>> BEGIN Data provided
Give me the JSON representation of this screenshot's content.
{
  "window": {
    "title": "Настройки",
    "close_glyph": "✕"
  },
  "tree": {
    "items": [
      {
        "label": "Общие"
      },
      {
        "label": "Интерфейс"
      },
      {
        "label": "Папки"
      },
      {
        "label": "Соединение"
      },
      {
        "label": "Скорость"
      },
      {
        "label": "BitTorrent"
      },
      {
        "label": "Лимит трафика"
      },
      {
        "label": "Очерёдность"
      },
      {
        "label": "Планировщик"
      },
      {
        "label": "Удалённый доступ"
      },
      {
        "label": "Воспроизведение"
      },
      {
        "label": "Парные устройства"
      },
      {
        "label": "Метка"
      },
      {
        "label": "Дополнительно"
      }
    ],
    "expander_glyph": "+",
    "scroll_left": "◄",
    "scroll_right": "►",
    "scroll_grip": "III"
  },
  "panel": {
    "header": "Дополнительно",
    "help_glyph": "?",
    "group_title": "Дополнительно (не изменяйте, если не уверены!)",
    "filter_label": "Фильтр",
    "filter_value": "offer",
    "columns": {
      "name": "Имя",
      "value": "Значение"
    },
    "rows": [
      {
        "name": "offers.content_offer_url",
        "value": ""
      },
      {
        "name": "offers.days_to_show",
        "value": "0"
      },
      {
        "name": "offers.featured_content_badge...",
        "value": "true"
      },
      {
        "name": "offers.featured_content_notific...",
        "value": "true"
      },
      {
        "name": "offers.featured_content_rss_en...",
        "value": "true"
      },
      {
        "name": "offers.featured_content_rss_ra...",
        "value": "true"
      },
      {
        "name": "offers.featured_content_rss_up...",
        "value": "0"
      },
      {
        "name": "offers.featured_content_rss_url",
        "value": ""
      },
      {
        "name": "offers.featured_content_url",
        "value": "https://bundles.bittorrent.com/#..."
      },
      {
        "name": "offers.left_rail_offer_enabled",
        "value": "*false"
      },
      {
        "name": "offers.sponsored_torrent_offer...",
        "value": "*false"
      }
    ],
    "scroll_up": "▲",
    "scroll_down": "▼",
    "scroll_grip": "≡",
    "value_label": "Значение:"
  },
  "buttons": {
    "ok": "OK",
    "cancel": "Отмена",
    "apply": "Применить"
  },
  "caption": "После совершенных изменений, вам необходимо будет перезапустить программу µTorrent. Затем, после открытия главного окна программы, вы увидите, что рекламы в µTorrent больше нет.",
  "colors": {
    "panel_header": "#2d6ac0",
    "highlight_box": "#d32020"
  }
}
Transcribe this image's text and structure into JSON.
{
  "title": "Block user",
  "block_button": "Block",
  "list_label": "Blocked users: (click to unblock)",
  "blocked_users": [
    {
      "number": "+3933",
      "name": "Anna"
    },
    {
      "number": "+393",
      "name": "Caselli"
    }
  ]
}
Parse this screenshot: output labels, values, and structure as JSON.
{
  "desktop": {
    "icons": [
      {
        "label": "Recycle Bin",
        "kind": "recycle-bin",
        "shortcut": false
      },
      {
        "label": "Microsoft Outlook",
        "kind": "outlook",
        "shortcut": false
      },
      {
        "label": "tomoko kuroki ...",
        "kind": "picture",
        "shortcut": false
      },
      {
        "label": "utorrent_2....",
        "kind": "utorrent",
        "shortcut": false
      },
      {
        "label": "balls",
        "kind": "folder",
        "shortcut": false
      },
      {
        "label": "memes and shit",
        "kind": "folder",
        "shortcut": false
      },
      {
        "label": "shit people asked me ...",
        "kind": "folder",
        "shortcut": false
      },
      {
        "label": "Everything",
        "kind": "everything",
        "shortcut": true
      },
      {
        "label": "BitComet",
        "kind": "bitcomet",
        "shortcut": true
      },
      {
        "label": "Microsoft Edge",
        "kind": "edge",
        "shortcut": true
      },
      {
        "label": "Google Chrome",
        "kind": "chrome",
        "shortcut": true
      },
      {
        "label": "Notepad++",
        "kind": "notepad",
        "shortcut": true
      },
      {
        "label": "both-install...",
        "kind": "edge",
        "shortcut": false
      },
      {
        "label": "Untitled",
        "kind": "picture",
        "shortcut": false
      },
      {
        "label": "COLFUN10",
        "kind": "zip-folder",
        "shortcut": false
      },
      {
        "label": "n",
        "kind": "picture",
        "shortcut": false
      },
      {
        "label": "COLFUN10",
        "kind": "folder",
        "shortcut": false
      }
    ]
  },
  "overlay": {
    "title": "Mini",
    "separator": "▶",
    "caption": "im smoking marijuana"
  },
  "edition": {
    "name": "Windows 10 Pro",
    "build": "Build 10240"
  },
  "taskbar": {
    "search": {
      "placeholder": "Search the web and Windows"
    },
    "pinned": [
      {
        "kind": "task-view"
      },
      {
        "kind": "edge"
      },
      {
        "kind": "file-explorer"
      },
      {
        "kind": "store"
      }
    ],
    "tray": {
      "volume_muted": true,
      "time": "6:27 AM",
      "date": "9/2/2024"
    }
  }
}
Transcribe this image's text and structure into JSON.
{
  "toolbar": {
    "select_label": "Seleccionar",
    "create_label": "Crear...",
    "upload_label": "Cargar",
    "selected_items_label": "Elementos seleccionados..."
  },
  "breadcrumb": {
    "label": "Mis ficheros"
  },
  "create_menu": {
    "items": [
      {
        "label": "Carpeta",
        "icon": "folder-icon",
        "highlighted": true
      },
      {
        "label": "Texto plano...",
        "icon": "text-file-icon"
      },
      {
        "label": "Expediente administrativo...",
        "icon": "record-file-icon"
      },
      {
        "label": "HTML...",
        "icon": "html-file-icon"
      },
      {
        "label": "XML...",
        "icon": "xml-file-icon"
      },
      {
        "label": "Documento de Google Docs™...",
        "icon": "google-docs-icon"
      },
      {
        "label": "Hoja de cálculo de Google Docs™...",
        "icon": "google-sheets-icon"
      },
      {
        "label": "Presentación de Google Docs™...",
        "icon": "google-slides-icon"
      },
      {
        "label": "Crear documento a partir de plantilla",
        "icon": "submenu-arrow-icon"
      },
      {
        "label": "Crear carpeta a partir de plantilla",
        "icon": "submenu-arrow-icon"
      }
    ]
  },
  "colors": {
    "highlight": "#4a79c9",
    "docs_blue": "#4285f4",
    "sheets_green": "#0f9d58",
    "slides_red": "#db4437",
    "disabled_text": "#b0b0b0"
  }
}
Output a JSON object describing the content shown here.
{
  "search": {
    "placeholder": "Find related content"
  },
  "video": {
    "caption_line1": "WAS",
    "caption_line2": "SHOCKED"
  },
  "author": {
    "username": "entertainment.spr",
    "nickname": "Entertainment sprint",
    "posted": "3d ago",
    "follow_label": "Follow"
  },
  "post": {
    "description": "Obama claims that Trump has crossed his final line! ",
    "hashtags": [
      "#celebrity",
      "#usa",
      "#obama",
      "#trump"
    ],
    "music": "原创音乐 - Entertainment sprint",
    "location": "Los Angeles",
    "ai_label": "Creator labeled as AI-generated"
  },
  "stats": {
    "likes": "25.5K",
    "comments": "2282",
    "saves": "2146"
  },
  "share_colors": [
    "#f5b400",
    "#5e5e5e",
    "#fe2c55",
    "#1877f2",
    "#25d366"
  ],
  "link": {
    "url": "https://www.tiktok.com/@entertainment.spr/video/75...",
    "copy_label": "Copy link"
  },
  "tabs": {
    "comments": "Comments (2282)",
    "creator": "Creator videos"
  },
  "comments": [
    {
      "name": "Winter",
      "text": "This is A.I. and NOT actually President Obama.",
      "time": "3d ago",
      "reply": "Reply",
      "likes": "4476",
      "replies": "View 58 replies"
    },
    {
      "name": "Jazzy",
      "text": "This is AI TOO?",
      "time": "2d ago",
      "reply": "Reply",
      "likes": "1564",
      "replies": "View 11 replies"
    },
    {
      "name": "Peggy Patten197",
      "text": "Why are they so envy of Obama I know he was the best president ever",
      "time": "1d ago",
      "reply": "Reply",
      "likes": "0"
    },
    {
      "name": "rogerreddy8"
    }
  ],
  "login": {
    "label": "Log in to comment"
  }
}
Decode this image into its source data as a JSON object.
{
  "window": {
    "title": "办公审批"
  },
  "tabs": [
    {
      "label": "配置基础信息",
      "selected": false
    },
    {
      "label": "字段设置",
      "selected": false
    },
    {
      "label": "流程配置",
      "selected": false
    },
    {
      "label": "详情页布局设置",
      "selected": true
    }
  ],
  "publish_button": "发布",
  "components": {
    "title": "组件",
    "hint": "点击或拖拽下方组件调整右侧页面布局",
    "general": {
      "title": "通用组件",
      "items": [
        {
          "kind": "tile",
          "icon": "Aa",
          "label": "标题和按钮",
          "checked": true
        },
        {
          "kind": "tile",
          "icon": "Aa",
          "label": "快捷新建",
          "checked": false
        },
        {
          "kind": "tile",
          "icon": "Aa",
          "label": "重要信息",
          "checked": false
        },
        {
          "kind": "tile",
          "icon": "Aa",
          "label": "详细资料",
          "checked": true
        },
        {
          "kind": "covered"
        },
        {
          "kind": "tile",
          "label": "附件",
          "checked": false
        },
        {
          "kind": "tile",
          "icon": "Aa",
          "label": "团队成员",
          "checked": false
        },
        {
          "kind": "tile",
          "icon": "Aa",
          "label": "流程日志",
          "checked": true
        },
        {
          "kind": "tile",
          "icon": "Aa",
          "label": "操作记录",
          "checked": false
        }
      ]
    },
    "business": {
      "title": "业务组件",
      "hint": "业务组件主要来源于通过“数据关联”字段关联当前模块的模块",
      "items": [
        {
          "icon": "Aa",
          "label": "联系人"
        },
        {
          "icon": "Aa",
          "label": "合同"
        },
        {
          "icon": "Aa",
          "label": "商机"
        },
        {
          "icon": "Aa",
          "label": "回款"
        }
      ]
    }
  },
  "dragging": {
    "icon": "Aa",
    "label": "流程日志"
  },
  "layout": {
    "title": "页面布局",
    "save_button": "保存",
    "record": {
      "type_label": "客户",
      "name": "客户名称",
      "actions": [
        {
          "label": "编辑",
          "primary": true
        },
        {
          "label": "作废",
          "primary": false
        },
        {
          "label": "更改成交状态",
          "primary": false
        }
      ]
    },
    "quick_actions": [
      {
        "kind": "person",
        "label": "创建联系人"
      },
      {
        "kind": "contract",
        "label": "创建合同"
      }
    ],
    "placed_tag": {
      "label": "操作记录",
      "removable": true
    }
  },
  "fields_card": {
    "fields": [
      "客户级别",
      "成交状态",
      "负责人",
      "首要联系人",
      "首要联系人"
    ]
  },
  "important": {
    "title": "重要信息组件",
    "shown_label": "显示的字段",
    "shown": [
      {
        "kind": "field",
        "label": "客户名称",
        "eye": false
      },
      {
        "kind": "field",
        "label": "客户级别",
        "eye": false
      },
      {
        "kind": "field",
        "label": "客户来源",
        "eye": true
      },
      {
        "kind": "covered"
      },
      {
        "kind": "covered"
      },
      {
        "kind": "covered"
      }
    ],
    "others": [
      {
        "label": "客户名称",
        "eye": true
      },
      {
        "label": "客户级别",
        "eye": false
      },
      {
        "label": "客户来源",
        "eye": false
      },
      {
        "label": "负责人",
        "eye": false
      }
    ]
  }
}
>> END Data provided
### Work to complete
Looking at the records above, report how many lines contain the word "placeholder". Answer with the number only.

### Task answer
2